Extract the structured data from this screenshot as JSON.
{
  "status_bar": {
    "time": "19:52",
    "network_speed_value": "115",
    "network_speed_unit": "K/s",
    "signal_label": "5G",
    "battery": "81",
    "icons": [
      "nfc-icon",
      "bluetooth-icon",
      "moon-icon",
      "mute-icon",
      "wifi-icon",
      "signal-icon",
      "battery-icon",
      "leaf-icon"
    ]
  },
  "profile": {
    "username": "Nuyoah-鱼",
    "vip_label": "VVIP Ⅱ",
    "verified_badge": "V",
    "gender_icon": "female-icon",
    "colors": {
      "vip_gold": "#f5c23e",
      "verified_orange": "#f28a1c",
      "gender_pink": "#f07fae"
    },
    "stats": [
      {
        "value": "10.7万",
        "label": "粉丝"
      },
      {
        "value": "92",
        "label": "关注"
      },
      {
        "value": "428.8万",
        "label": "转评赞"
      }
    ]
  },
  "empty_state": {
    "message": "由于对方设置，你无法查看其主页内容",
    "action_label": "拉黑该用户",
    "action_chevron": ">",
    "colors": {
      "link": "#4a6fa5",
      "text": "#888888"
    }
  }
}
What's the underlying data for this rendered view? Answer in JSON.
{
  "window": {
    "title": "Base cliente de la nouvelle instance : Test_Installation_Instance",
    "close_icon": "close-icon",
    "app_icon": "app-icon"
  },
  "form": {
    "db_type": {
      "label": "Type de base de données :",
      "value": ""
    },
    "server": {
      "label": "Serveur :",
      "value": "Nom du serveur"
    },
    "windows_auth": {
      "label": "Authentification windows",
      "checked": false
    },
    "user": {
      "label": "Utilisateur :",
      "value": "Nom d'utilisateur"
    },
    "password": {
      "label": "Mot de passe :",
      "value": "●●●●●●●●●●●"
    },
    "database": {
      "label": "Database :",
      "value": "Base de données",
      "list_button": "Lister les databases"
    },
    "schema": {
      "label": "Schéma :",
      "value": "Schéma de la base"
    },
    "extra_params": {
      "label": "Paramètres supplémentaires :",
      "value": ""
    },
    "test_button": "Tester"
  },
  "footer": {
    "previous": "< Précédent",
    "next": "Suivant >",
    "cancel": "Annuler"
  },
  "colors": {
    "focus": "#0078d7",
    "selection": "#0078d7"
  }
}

* Problem statement *
Select every line in the material above where the string "Schéma" occurs, and copy it.

* Task solution *
      "label": "Schéma :",
      "value": "Schéma de la base"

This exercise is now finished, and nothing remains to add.